─── RECORDS TO PROCESS

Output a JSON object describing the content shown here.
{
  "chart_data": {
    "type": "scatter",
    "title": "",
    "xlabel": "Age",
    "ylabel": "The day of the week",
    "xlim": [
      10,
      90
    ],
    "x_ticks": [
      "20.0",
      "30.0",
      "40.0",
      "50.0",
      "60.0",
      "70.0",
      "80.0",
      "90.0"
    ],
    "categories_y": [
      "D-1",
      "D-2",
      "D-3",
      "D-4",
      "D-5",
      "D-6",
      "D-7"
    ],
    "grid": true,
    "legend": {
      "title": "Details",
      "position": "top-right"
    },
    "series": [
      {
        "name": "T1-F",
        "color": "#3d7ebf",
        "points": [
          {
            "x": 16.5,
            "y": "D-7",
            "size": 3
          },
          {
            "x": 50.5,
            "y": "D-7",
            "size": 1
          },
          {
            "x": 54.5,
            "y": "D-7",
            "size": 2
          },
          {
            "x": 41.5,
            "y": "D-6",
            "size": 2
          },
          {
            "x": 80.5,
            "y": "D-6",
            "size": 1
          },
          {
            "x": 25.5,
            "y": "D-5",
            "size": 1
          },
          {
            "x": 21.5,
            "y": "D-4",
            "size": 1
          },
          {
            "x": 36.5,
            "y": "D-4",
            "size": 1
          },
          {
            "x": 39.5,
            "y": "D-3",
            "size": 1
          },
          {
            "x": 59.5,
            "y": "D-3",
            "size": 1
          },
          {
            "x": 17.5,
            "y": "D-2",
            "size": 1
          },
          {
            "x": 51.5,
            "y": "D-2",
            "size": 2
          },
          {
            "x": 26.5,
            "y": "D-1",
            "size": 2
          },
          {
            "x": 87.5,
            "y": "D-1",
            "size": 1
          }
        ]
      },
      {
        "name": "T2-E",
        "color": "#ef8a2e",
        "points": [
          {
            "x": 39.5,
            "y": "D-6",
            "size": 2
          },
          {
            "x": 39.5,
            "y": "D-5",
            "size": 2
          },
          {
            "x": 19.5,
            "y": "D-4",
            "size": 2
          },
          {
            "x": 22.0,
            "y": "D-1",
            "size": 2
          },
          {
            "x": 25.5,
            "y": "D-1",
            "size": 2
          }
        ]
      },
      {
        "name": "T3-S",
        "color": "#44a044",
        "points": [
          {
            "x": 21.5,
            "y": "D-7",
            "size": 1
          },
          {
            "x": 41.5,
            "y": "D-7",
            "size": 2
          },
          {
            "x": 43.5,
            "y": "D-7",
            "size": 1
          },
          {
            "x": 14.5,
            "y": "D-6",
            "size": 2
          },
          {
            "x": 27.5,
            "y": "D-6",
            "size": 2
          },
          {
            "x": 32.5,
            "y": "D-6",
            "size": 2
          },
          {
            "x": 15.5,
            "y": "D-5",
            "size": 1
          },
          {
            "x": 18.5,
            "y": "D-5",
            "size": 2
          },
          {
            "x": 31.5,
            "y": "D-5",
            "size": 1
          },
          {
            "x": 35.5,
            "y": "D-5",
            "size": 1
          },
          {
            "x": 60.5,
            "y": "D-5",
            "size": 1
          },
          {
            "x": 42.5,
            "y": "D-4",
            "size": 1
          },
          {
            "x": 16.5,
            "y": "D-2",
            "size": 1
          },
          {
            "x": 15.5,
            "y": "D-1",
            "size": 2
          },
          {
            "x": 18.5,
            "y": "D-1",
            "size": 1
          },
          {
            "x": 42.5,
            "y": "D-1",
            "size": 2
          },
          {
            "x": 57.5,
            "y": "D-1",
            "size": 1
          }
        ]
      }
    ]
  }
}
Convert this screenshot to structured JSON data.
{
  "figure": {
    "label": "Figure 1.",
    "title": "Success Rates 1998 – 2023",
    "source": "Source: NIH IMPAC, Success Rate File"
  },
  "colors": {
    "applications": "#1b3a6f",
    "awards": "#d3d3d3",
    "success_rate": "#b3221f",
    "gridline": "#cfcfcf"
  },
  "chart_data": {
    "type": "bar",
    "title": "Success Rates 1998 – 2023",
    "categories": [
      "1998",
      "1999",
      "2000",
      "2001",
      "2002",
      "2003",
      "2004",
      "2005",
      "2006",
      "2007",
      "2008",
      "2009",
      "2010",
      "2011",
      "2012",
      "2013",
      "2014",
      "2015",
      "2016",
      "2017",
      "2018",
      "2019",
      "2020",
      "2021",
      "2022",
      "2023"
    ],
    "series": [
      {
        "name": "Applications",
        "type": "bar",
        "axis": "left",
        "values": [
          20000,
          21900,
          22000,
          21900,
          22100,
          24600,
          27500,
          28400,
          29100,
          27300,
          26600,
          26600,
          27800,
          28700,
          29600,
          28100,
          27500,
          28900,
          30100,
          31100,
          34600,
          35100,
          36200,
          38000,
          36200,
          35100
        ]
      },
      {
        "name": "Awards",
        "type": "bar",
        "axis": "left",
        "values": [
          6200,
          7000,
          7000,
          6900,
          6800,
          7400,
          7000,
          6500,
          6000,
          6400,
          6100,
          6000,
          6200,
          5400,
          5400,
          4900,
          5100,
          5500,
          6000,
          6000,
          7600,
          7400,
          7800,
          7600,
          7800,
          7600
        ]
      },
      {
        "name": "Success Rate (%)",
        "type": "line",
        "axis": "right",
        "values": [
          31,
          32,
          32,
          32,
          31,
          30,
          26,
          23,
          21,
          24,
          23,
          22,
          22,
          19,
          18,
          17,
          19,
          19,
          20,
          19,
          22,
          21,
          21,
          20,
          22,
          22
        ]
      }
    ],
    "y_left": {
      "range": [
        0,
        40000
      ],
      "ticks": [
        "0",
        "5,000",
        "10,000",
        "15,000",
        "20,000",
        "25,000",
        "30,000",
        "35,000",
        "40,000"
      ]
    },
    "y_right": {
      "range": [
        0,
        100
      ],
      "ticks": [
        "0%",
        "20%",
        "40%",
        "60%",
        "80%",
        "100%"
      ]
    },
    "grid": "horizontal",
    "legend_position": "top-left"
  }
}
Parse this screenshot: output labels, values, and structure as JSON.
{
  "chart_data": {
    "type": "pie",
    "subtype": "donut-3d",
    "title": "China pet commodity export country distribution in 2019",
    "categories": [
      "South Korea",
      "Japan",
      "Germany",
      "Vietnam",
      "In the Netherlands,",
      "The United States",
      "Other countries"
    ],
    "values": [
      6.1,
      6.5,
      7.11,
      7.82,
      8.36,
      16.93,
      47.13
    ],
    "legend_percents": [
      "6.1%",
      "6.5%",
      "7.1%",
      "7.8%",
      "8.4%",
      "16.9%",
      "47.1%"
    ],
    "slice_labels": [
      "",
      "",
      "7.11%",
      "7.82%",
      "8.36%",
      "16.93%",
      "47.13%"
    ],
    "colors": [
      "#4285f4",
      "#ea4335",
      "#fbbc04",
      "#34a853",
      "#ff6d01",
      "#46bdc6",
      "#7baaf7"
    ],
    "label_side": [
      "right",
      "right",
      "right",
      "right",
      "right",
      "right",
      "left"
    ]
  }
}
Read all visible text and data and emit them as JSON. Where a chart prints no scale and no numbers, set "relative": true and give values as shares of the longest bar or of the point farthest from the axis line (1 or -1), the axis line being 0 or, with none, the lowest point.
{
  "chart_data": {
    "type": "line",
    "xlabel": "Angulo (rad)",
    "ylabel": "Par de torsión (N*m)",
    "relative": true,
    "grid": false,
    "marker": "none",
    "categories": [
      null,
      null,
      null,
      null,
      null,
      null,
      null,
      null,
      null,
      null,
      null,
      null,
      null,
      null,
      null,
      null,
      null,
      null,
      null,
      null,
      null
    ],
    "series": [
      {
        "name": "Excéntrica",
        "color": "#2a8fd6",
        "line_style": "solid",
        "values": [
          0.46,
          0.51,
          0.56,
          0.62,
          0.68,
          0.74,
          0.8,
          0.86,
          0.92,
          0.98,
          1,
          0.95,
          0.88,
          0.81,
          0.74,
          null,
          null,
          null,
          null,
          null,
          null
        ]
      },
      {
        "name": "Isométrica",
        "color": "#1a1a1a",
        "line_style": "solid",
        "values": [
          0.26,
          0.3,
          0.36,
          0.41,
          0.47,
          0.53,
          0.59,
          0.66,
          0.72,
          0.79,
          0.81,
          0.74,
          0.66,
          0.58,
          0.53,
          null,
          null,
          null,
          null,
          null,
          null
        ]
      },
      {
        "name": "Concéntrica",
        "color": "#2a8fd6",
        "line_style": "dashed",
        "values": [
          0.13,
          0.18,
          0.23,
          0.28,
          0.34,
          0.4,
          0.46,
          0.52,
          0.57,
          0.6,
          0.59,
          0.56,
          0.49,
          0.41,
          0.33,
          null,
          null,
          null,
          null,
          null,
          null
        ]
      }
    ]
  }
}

──────

**STATED EXERCISE**
Find and count the lines of the data that include the string "title", and report that figure by itself.

**COMPLETE OUTPUT**
5